▶ _Data for this task_:
· · ·

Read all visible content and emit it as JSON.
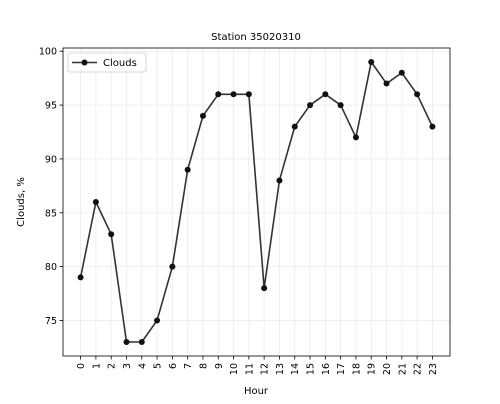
{
  "chart_data": {
    "type": "line",
    "title": "Station 35020310",
    "xlabel": "Hour",
    "ylabel": "Clouds, %",
    "x": [
      0,
      1,
      2,
      3,
      4,
      5,
      6,
      7,
      8,
      9,
      10,
      11,
      12,
      13,
      14,
      15,
      16,
      17,
      18,
      19,
      20,
      21,
      22,
      23
    ],
    "x_tick_labels": [
      "0",
      "1",
      "2",
      "3",
      "4",
      "5",
      "6",
      "7",
      "8",
      "9",
      "10",
      "11",
      "12",
      "13",
      "14",
      "15",
      "16",
      "17",
      "18",
      "19",
      "20",
      "21",
      "22",
      "23"
    ],
    "y_ticks": [
      75,
      80,
      85,
      90,
      95,
      100
    ],
    "y_tick_labels": [
      "75",
      "80",
      "85",
      "90",
      "95",
      "100"
    ],
    "xlim": [
      -1.15,
      24.15
    ],
    "ylim": [
      71.7,
      100.3
    ],
    "grid": true,
    "legend_position": "upper-left",
    "series": [
      {
        "name": "Clouds",
        "color": "#333333",
        "marker": "circle",
        "values": [
          79,
          86,
          83,
          73,
          73,
          75,
          80,
          89,
          94,
          96,
          96,
          96,
          78,
          88,
          93,
          95,
          96,
          95,
          92,
          99,
          97,
          98,
          96,
          93
        ]
      }
    ]
  }
}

· · ·

▶ _Exercise objective_: Transcribe all the lines above exactly, apart from the pictures.

▶ _Answer to this exercise_:
Read all visible content and emit it as JSON.
{
  "chart_data": {
    "type": "line",
    "title": "Station 35020310",
    "xlabel": "Hour",
    "ylabel": "Clouds, %",
    "x": [
      0,
      1,
      2,
      3,
      4,
      5,
      6,
      7,
      8,
      9,
      10,
      11,
      12,
      13,
      14,
      15,
      16,
      17,
      18,
      19,
      20,
      21,
      22,
      23
    ],
    "x_tick_labels": [
      "0",
      "1",
      "2",
      "3",
      "4",
      "5",
      "6",
      "7",
      "8",
      "9",
      "10",
      "11",
      "12",
      "13",
      "14",
      "15",
      "16",
      "17",
      "18",
      "19",
      "20",
      "21",
      "22",
      "23"
    ],
    "y_ticks": [
      75,
      80,
      85,
      90,
      95,
      100
    ],
    "y_tick_labels": [
      "75",
      "80",
      "85",
      "90",
      "95",
      "100"
    ],
    "xlim": [
      -1.15,
      24.15
    ],
    "ylim": [
      71.7,
      100.3
    ],
    "grid": true,
    "legend_position": "upper-left",
    "series": [
      {
        "name": "Clouds",
        "color": "#333333",
        "marker": "circle",
        "values": [
          79,
          86,
          83,
          73,
          73,
          75,
          80,
          89,
          94,
          96,
          96,
          96,
          78,
          88,
          93,
          95,
          96,
          95,
          92,
          99,
          97,
          98,
          96,
          93
        ]
      }
    ]
  }
}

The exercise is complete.